* [DATA SUPPLIED]:
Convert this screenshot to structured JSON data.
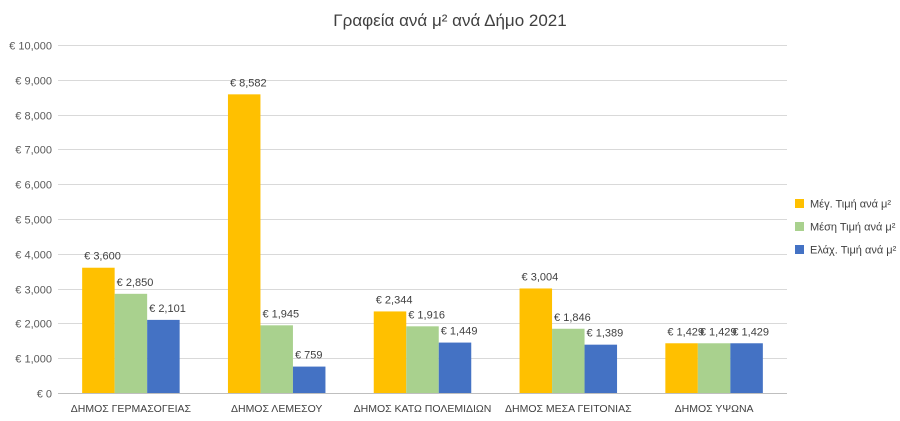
{
  "chart_data": {
    "type": "bar",
    "title": "Γραφεία ανά μ² ανά Δήμο 2021",
    "categories": [
      "ΔΗΜΟΣ ΓΕΡΜΑΣΟΓΕΙΑΣ",
      "ΔΗΜΟΣ ΛΕΜΕΣΟΥ",
      "ΔΗΜΟΣ ΚΑΤΩ ΠΟΛΕΜΙΔΙΩΝ",
      "ΔΗΜΟΣ ΜΕΣΑ ΓΕΙΤΟΝΙΑΣ",
      "ΔΗΜΟΣ ΥΨΩΝΑ"
    ],
    "series": [
      {
        "name": "Μέγ. Τιμή ανά μ²",
        "color": "#FFC000",
        "values": [
          3600,
          8582,
          2344,
          3004,
          1429
        ],
        "labels": [
          "€ 3,600",
          "€ 8,582",
          "€ 2,344",
          "€ 3,004",
          "€ 1,429"
        ]
      },
      {
        "name": "Μέση Τιμή ανά μ²",
        "color": "#A9D18E",
        "values": [
          2850,
          1945,
          1916,
          1846,
          1429
        ],
        "labels": [
          "€ 2,850",
          "€ 1,945",
          "€ 1,916",
          "€ 1,846",
          "€ 1,429"
        ]
      },
      {
        "name": "Ελάχ. Τιμή ανά μ²",
        "color": "#4472C4",
        "values": [
          2101,
          759,
          1449,
          1389,
          1429
        ],
        "labels": [
          "€ 2,101",
          "€ 759",
          "€ 1,449",
          "€ 1,389",
          "€ 1,429"
        ]
      }
    ],
    "ylim": [
      0,
      10000
    ],
    "yticks": [
      0,
      1000,
      2000,
      3000,
      4000,
      5000,
      6000,
      7000,
      8000,
      9000,
      10000
    ],
    "ytick_labels": [
      "€ 0",
      "€ 1,000",
      "€ 2,000",
      "€ 3,000",
      "€ 4,000",
      "€ 5,000",
      "€ 6,000",
      "€ 7,000",
      "€ 8,000",
      "€ 9,000",
      "€ 10,000"
    ],
    "grid": true,
    "legend_position": "right",
    "xlabel": "",
    "ylabel": ""
  }
}
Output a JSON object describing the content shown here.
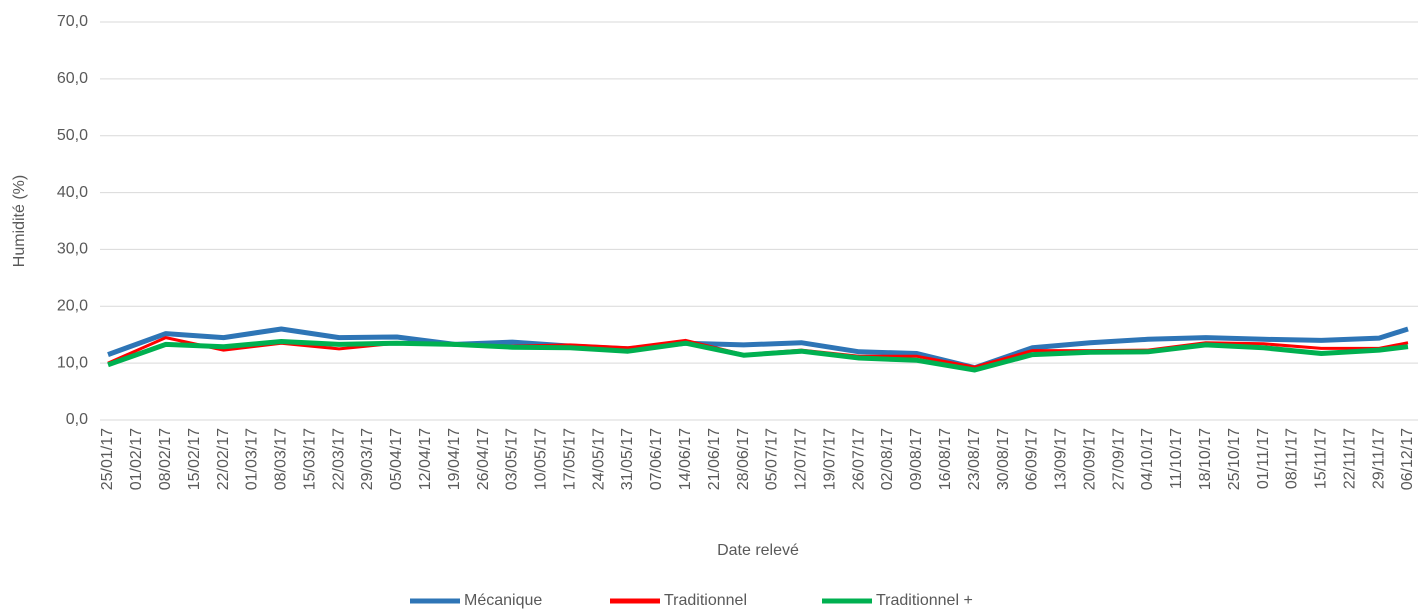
{
  "chart_data": {
    "type": "line",
    "y_label": "Humidité (%)",
    "x_label": "Date relevé",
    "x": [
      "25/01/17",
      "08/02/17",
      "22/02/17",
      "08/03/17",
      "22/03/17",
      "05/04/17",
      "19/04/17",
      "03/05/17",
      "17/05/17",
      "31/05/17",
      "14/06/17",
      "28/06/17",
      "12/07/17",
      "26/07/17",
      "09/08/17",
      "23/08/17",
      "06/09/17",
      "20/09/17",
      "04/10/17",
      "18/10/17",
      "01/11/17",
      "15/11/17",
      "29/11/17",
      "06/12/17"
    ],
    "xlim": [
      "25/01/17",
      "06/12/17"
    ],
    "xticks": [
      "25/01/17",
      "01/02/17",
      "08/02/17",
      "15/02/17",
      "22/02/17",
      "01/03/17",
      "08/03/17",
      "15/03/17",
      "22/03/17",
      "29/03/17",
      "05/04/17",
      "12/04/17",
      "19/04/17",
      "26/04/17",
      "03/05/17",
      "10/05/17",
      "17/05/17",
      "24/05/17",
      "31/05/17",
      "07/06/17",
      "14/06/17",
      "21/06/17",
      "28/06/17",
      "05/07/17",
      "12/07/17",
      "19/07/17",
      "26/07/17",
      "02/08/17",
      "09/08/17",
      "16/08/17",
      "23/08/17",
      "30/08/17",
      "06/09/17",
      "13/09/17",
      "20/09/17",
      "27/09/17",
      "04/10/17",
      "11/10/17",
      "18/10/17",
      "25/10/17",
      "01/11/17",
      "08/11/17",
      "15/11/17",
      "22/11/17",
      "29/11/17",
      "06/12/17"
    ],
    "ylim": [
      0,
      70
    ],
    "yticks": [
      {
        "value": 0,
        "label": "0,0"
      },
      {
        "value": 10,
        "label": "10,0"
      },
      {
        "value": 20,
        "label": "20,0"
      },
      {
        "value": 30,
        "label": "30,0"
      },
      {
        "value": 40,
        "label": "40,0"
      },
      {
        "value": 50,
        "label": "50,0"
      },
      {
        "value": 60,
        "label": "60,0"
      },
      {
        "value": 70,
        "label": "70,0"
      }
    ],
    "grid": true,
    "legend": "bottom",
    "series": [
      {
        "name": "Mécanique",
        "color": "#2e75b6",
        "values": [
          11.5,
          15.2,
          14.5,
          16.0,
          14.5,
          14.6,
          13.3,
          13.7,
          13.0,
          12.5,
          13.5,
          13.2,
          13.6,
          12.0,
          11.7,
          9.2,
          12.7,
          13.6,
          14.2,
          14.5,
          14.2,
          14.0,
          14.4,
          16.0
        ]
      },
      {
        "name": "Traditionnel",
        "color": "#ff0000",
        "values": [
          10.0,
          14.5,
          12.3,
          13.5,
          12.5,
          13.5,
          13.3,
          13.0,
          13.2,
          12.7,
          14.0,
          11.5,
          12.3,
          11.2,
          11.2,
          9.3,
          12.2,
          12.2,
          12.3,
          13.6,
          13.4,
          12.6,
          12.6,
          13.6
        ]
      },
      {
        "name": "Traditionnel +",
        "color": "#00b050",
        "values": [
          9.7,
          13.3,
          12.9,
          13.8,
          13.3,
          13.5,
          13.3,
          12.8,
          12.7,
          12.1,
          13.5,
          11.4,
          12.1,
          10.9,
          10.5,
          8.8,
          11.5,
          11.9,
          12.0,
          13.2,
          12.7,
          11.7,
          12.3,
          12.9
        ]
      }
    ]
  }
}
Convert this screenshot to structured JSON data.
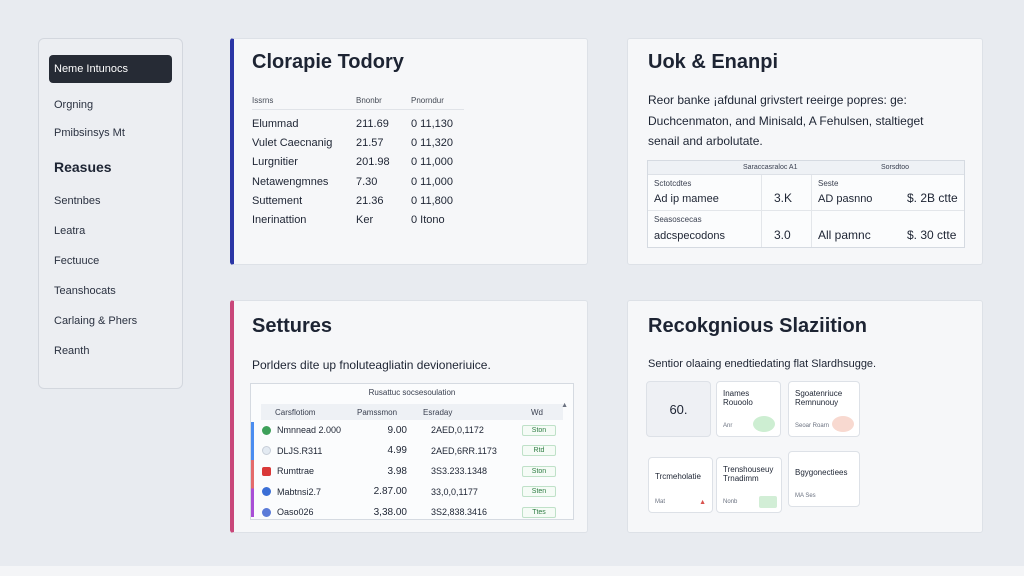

* [REQUIREMENT]:
Copy all of the entries verbatim, leaving out any pictures they contain.

* [WRITTEN RESPONSE]:
Convert this screenshot to structured JSON data.
{
  "chart_data": {
    "type": "bar",
    "title": "Γραφεία ανά μ² ανά Δήμο 2021",
    "categories": [
      "ΔΗΜΟΣ ΓΕΡΜΑΣΟΓΕΙΑΣ",
      "ΔΗΜΟΣ ΛΕΜΕΣΟΥ",
      "ΔΗΜΟΣ ΚΑΤΩ ΠΟΛΕΜΙΔΙΩΝ",
      "ΔΗΜΟΣ ΜΕΣΑ ΓΕΙΤΟΝΙΑΣ",
      "ΔΗΜΟΣ ΥΨΩΝΑ"
    ],
    "series": [
      {
        "name": "Μέγ. Τιμή ανά μ²",
        "color": "#FFC000",
        "values": [
          3600,
          8582,
          2344,
          3004,
          1429
        ],
        "labels": [
          "€ 3,600",
          "€ 8,582",
          "€ 2,344",
          "€ 3,004",
          "€ 1,429"
        ]
      },
      {
        "name": "Μέση Τιμή ανά μ²",
        "color": "#A9D18E",
        "values": [
          2850,
          1945,
          1916,
          1846,
          1429
        ],
        "labels": [
          "€ 2,850",
          "€ 1,945",
          "€ 1,916",
          "€ 1,846",
          "€ 1,429"
        ]
      },
      {
        "name": "Ελάχ. Τιμή ανά μ²",
        "color": "#4472C4",
        "values": [
          2101,
          759,
          1449,
          1389,
          1429
        ],
        "labels": [
          "€ 2,101",
          "€ 759",
          "€ 1,449",
          "€ 1,389",
          "€ 1,429"
        ]
      }
    ],
    "ylim": [
      0,
      10000
    ],
    "yticks": [
      0,
      1000,
      2000,
      3000,
      4000,
      5000,
      6000,
      7000,
      8000,
      9000,
      10000
    ],
    "ytick_labels": [
      "€ 0",
      "€ 1,000",
      "€ 2,000",
      "€ 3,000",
      "€ 4,000",
      "€ 5,000",
      "€ 6,000",
      "€ 7,000",
      "€ 8,000",
      "€ 9,000",
      "€ 10,000"
    ],
    "grid": true,
    "legend_position": "right",
    "xlabel": "",
    "ylabel": ""
  }
}
Output a JSON object describing the content shown here.
{
  "chart_data": {
    "type": "line",
    "y_label": "Humidité (%)",
    "x_label": "Date relevé",
    "x": [
      "25/01/17",
      "08/02/17",
      "22/02/17",
      "08/03/17",
      "22/03/17",
      "05/04/17",
      "19/04/17",
      "03/05/17",
      "17/05/17",
      "31/05/17",
      "14/06/17",
      "28/06/17",
      "12/07/17",
      "26/07/17",
      "09/08/17",
      "23/08/17",
      "06/09/17",
      "20/09/17",
      "04/10/17",
      "18/10/17",
      "01/11/17",
      "15/11/17",
      "29/11/17",
      "06/12/17"
    ],
    "xlim": [
      "25/01/17",
      "06/12/17"
    ],
    "xticks": [
      "25/01/17",
      "01/02/17",
      "08/02/17",
      "15/02/17",
      "22/02/17",
      "01/03/17",
      "08/03/17",
      "15/03/17",
      "22/03/17",
      "29/03/17",
      "05/04/17",
      "12/04/17",
      "19/04/17",
      "26/04/17",
      "03/05/17",
      "10/05/17",
      "17/05/17",
      "24/05/17",
      "31/05/17",
      "07/06/17",
      "14/06/17",
      "21/06/17",
      "28/06/17",
      "05/07/17",
      "12/07/17",
      "19/07/17",
      "26/07/17",
      "02/08/17",
      "09/08/17",
      "16/08/17",
      "23/08/17",
      "30/08/17",
      "06/09/17",
      "13/09/17",
      "20/09/17",
      "27/09/17",
      "04/10/17",
      "11/10/17",
      "18/10/17",
      "25/10/17",
      "01/11/17",
      "08/11/17",
      "15/11/17",
      "22/11/17",
      "29/11/17",
      "06/12/17"
    ],
    "ylim": [
      0,
      70
    ],
    "yticks": [
      {
        "value": 0,
        "label": "0,0"
      },
      {
        "value": 10,
        "label": "10,0"
      },
      {
        "value": 20,
        "label": "20,0"
      },
      {
        "value": 30,
        "label": "30,0"
      },
      {
        "value": 40,
        "label": "40,0"
      },
      {
        "value": 50,
        "label": "50,0"
      },
      {
        "value": 60,
        "label": "60,0"
      },
      {
        "value": 70,
        "label": "70,0"
      }
    ],
    "grid": true,
    "legend": "bottom",
    "series": [
      {
        "name": "Mécanique",
        "color": "#2e75b6",
        "values": [
          11.5,
          15.2,
          14.5,
          16.0,
          14.5,
          14.6,
          13.3,
          13.7,
          13.0,
          12.5,
          13.5,
          13.2,
          13.6,
          12.0,
          11.7,
          9.2,
          12.7,
          13.6,
          14.2,
          14.5,
          14.2,
          14.0,
          14.4,
          16.0
        ]
      },
      {
        "name": "Traditionnel",
        "color": "#ff0000",
        "values": [
          10.0,
          14.5,
          12.3,
          13.5,
          12.5,
          13.5,
          13.3,
          13.0,
          13.2,
          12.7,
          14.0,
          11.5,
          12.3,
          11.2,
          11.2,
          9.3,
          12.2,
          12.2,
          12.3,
          13.6,
          13.4,
          12.6,
          12.6,
          13.6
        ]
      },
      {
        "name": "Traditionnel +",
        "color": "#00b050",
        "values": [
          9.7,
          13.3,
          12.9,
          13.8,
          13.3,
          13.5,
          13.3,
          12.8,
          12.7,
          12.1,
          13.5,
          11.4,
          12.1,
          10.9,
          10.5,
          8.8,
          11.5,
          11.9,
          12.0,
          13.2,
          12.7,
          11.7,
          12.3,
          12.9
        ]
      }
    ]
  }
}
Convert this screenshot to structured JSON data.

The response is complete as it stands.